EXERCISE GOAL:
Set down, in full, every record in the block.

— START TASK DATA —

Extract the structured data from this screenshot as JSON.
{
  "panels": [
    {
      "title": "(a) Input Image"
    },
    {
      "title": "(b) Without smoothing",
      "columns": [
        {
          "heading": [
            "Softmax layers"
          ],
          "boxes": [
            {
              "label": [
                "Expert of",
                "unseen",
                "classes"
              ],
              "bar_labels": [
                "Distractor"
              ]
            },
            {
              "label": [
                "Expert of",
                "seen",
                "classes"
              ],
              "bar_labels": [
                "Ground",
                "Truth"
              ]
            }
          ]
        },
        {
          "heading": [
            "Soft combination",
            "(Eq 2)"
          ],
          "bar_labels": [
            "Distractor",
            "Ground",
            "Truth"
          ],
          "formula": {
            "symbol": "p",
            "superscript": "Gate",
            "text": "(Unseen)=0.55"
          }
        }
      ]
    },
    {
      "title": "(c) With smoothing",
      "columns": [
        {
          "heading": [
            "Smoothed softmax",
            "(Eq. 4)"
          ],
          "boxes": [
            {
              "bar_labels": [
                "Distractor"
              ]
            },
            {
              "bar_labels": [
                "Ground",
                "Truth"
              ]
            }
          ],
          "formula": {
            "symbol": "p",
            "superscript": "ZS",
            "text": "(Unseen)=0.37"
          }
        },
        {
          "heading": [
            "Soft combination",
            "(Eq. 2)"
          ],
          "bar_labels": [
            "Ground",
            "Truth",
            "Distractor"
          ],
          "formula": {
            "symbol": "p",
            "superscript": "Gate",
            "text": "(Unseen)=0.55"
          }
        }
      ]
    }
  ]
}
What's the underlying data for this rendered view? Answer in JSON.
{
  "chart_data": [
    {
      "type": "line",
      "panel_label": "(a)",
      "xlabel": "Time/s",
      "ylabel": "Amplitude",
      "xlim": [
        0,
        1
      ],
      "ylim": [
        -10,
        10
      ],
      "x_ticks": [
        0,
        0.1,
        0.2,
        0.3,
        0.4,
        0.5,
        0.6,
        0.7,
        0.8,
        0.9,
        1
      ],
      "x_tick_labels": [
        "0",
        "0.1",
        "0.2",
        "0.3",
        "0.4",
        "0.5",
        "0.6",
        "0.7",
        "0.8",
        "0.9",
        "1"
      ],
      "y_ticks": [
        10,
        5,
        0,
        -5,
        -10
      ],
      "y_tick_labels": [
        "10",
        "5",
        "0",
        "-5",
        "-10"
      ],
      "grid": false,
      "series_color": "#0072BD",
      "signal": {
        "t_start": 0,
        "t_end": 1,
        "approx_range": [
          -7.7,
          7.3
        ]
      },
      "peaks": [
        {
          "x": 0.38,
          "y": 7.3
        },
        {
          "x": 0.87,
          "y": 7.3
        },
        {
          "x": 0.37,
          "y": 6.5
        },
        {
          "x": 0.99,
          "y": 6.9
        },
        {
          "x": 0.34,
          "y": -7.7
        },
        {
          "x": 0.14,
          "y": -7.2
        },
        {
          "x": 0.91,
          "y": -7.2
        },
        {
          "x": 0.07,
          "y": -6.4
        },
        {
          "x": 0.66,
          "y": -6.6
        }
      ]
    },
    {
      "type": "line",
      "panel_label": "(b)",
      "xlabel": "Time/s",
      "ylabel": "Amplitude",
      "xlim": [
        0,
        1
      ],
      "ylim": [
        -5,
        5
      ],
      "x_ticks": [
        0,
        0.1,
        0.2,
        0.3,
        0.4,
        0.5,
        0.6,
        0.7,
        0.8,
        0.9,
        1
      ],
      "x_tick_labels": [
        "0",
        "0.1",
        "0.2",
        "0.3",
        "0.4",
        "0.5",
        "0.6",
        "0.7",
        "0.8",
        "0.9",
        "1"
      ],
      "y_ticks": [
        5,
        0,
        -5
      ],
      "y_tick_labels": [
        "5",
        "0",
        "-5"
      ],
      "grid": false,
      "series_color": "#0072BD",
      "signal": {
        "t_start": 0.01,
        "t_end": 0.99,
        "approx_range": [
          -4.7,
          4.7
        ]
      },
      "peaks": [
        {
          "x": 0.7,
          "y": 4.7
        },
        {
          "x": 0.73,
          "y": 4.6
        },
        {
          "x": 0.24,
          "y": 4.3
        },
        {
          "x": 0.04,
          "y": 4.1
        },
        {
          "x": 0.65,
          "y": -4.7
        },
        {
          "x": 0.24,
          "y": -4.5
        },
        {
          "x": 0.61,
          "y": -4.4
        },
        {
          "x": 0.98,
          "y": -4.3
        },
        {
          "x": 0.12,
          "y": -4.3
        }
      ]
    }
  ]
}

— END TASK DATA —

ANSWER FOR THE TASK:
Extract the structured data from this screenshot as JSON.
{
  "panels": [
    {
      "title": "(a) Input Image"
    },
    {
      "title": "(b) Without smoothing",
      "columns": [
        {
          "heading": [
            "Softmax layers"
          ],
          "boxes": [
            {
              "label": [
                "Expert of",
                "unseen",
                "classes"
              ],
              "bar_labels": [
                "Distractor"
              ]
            },
            {
              "label": [
                "Expert of",
                "seen",
                "classes"
              ],
              "bar_labels": [
                "Ground",
                "Truth"
              ]
            }
          ]
        },
        {
          "heading": [
            "Soft combination",
            "(Eq 2)"
          ],
          "bar_labels": [
            "Distractor",
            "Ground",
            "Truth"
          ],
          "formula": {
            "symbol": "p",
            "superscript": "Gate",
            "text": "(Unseen)=0.55"
          }
        }
      ]
    },
    {
      "title": "(c) With smoothing",
      "columns": [
        {
          "heading": [
            "Smoothed softmax",
            "(Eq. 4)"
          ],
          "boxes": [
            {
              "bar_labels": [
                "Distractor"
              ]
            },
            {
              "bar_labels": [
                "Ground",
                "Truth"
              ]
            }
          ],
          "formula": {
            "symbol": "p",
            "superscript": "ZS",
            "text": "(Unseen)=0.37"
          }
        },
        {
          "heading": [
            "Soft combination",
            "(Eq. 2)"
          ],
          "bar_labels": [
            "Ground",
            "Truth",
            "Distractor"
          ],
          "formula": {
            "symbol": "p",
            "superscript": "Gate",
            "text": "(Unseen)=0.55"
          }
        }
      ]
    }
  ]
}
What's the underlying data for this rendered view? Answer in JSON.
{
  "chart_data": [
    {
      "type": "line",
      "panel_label": "(a)",
      "xlabel": "Time/s",
      "ylabel": "Amplitude",
      "xlim": [
        0,
        1
      ],
      "ylim": [
        -10,
        10
      ],
      "x_ticks": [
        0,
        0.1,
        0.2,
        0.3,
        0.4,
        0.5,
        0.6,
        0.7,
        0.8,
        0.9,
        1
      ],
      "x_tick_labels": [
        "0",
        "0.1",
        "0.2",
        "0.3",
        "0.4",
        "0.5",
        "0.6",
        "0.7",
        "0.8",
        "0.9",
        "1"
      ],
      "y_ticks": [
        10,
        5,
        0,
        -5,
        -10
      ],
      "y_tick_labels": [
        "10",
        "5",
        "0",
        "-5",
        "-10"
      ],
      "grid": false,
      "series_color": "#0072BD",
      "signal": {
        "t_start": 0,
        "t_end": 1,
        "approx_range": [
          -7.7,
          7.3
        ]
      },
      "peaks": [
        {
          "x": 0.38,
          "y": 7.3
        },
        {
          "x": 0.87,
          "y": 7.3
        },
        {
          "x": 0.37,
          "y": 6.5
        },
        {
          "x": 0.99,
          "y": 6.9
        },
        {
          "x": 0.34,
          "y": -7.7
        },
        {
          "x": 0.14,
          "y": -7.2
        },
        {
          "x": 0.91,
          "y": -7.2
        },
        {
          "x": 0.07,
          "y": -6.4
        },
        {
          "x": 0.66,
          "y": -6.6
        }
      ]
    },
    {
      "type": "line",
      "panel_label": "(b)",
      "xlabel": "Time/s",
      "ylabel": "Amplitude",
      "xlim": [
        0,
        1
      ],
      "ylim": [
        -5,
        5
      ],
      "x_ticks": [
        0,
        0.1,
        0.2,
        0.3,
        0.4,
        0.5,
        0.6,
        0.7,
        0.8,
        0.9,
        1
      ],
      "x_tick_labels": [
        "0",
        "0.1",
        "0.2",
        "0.3",
        "0.4",
        "0.5",
        "0.6",
        "0.7",
        "0.8",
        "0.9",
        "1"
      ],
      "y_ticks": [
        5,
        0,
        -5
      ],
      "y_tick_labels": [
        "5",
        "0",
        "-5"
      ],
      "grid": false,
      "series_color": "#0072BD",
      "signal": {
        "t_start": 0.01,
        "t_end": 0.99,
        "approx_range": [
          -4.7,
          4.7
        ]
      },
      "peaks": [
        {
          "x": 0.7,
          "y": 4.7
        },
        {
          "x": 0.73,
          "y": 4.6
        },
        {
          "x": 0.24,
          "y": 4.3
        },
        {
          "x": 0.04,
          "y": 4.1
        },
        {
          "x": 0.65,
          "y": -4.7
        },
        {
          "x": 0.24,
          "y": -4.5
        },
        {
          "x": 0.61,
          "y": -4.4
        },
        {
          "x": 0.98,
          "y": -4.3
        },
        {
          "x": 0.12,
          "y": -4.3
        }
      ]
    }
  ]
}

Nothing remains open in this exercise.